### Task goal
For this exercise, copy out each line of the material below that includes "version".

### Data shown
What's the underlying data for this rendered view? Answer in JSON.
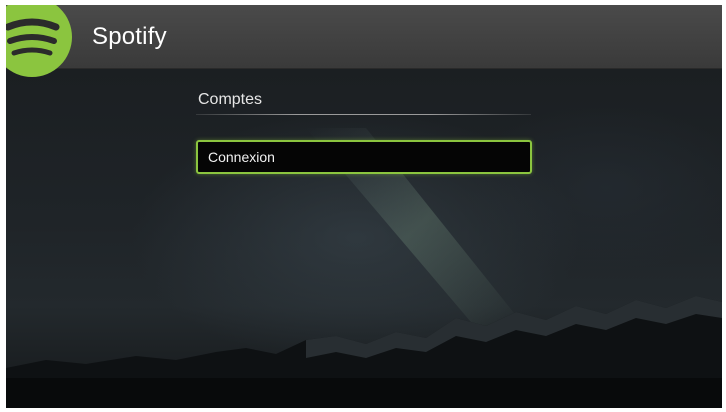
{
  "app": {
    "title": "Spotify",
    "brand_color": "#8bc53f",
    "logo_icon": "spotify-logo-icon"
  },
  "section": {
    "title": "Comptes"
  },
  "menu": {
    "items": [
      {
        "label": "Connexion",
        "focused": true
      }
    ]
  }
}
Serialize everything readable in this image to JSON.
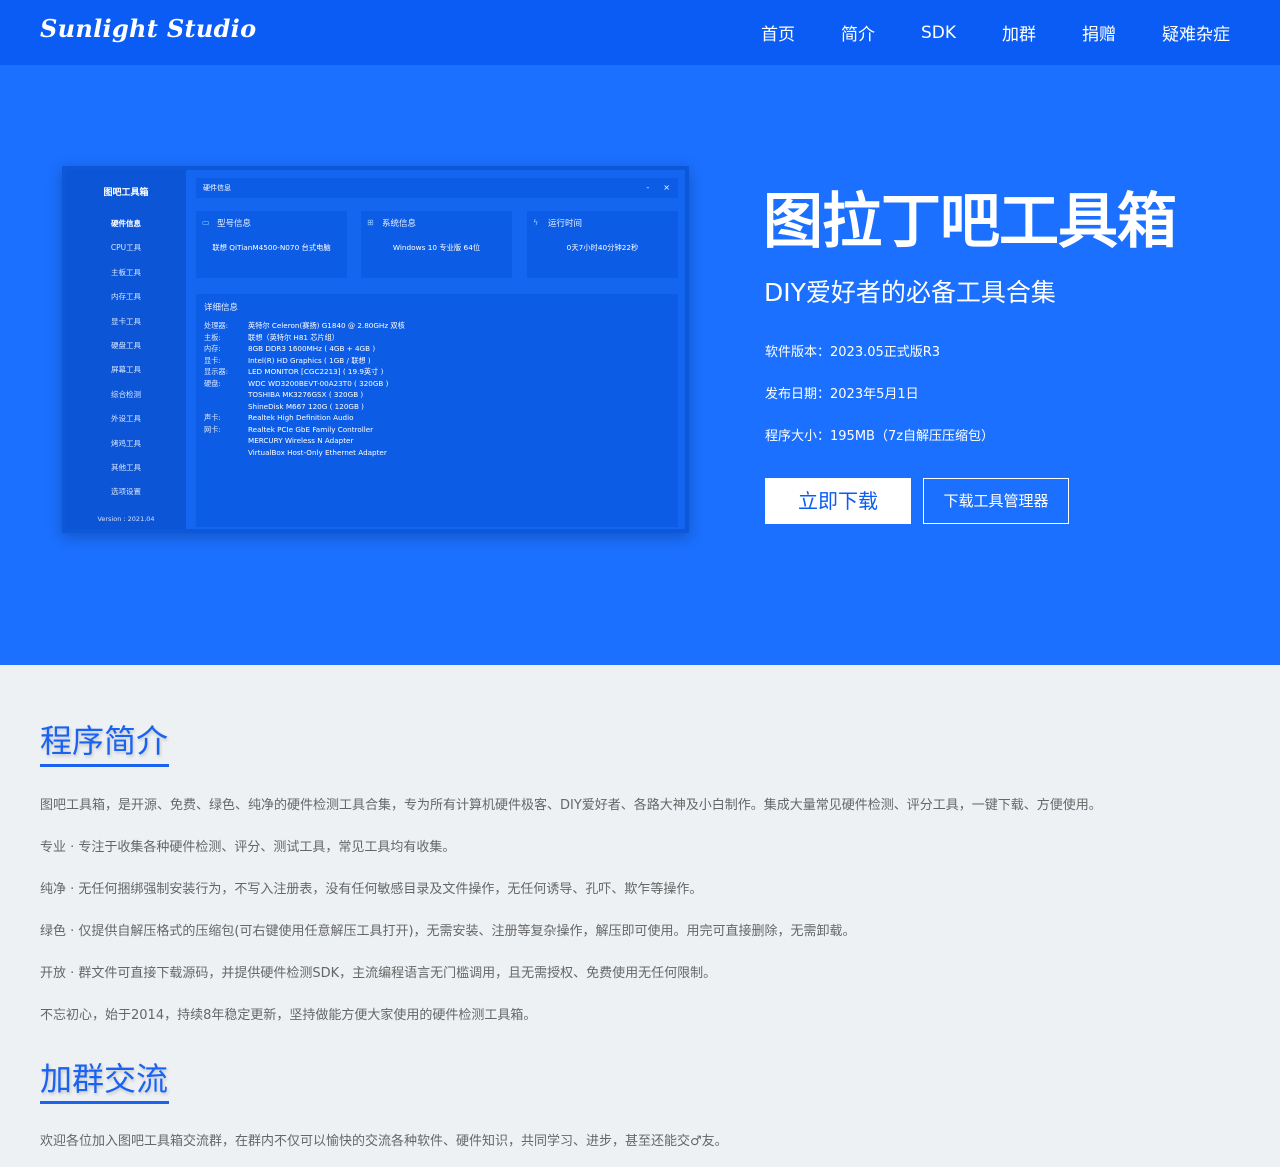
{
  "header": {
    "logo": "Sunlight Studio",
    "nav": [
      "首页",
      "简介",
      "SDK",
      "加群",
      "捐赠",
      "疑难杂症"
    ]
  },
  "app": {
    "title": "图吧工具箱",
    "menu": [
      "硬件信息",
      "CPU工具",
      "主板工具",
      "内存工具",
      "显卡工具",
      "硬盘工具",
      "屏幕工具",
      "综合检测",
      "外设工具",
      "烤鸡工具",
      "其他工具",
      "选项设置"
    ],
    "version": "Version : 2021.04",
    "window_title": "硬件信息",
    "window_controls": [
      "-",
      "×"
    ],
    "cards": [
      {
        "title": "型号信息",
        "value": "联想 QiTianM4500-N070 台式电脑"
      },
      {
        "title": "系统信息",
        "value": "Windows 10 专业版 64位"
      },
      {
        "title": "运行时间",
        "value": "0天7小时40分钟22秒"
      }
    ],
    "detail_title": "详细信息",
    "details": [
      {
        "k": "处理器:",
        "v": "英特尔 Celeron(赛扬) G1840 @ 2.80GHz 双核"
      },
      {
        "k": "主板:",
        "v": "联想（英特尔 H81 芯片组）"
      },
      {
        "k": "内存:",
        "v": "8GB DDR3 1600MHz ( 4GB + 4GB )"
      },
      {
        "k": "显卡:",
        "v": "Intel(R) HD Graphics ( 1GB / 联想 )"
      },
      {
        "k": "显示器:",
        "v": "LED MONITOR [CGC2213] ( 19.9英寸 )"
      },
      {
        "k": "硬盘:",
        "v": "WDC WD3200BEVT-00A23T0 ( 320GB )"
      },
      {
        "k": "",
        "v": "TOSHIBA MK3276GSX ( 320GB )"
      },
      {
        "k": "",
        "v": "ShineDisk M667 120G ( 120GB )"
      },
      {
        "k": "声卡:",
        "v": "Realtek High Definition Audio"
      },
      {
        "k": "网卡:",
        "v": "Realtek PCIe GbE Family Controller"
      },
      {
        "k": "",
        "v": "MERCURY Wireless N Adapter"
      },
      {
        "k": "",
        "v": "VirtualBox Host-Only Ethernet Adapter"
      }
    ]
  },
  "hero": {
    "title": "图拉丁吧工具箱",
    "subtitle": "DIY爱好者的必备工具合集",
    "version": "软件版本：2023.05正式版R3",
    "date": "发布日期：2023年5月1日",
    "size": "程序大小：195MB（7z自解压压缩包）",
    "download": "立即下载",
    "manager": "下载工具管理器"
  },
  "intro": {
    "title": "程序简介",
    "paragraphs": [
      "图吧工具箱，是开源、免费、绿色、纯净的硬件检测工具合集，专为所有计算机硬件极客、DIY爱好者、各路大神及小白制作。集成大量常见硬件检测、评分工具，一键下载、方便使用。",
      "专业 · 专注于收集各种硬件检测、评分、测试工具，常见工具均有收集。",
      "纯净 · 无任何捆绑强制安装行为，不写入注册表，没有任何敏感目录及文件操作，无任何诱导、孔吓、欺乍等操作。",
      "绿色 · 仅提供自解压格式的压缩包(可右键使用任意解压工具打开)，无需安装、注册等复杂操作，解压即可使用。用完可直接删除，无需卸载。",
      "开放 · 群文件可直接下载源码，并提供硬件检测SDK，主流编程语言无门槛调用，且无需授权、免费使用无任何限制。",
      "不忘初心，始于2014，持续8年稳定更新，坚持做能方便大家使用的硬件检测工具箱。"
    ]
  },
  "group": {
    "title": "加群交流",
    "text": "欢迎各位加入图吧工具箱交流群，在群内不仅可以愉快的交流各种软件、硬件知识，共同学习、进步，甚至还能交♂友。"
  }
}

### Result below
    "version": "Version : 2021.04",
    "version": "软件版本：2023.05正式版R3",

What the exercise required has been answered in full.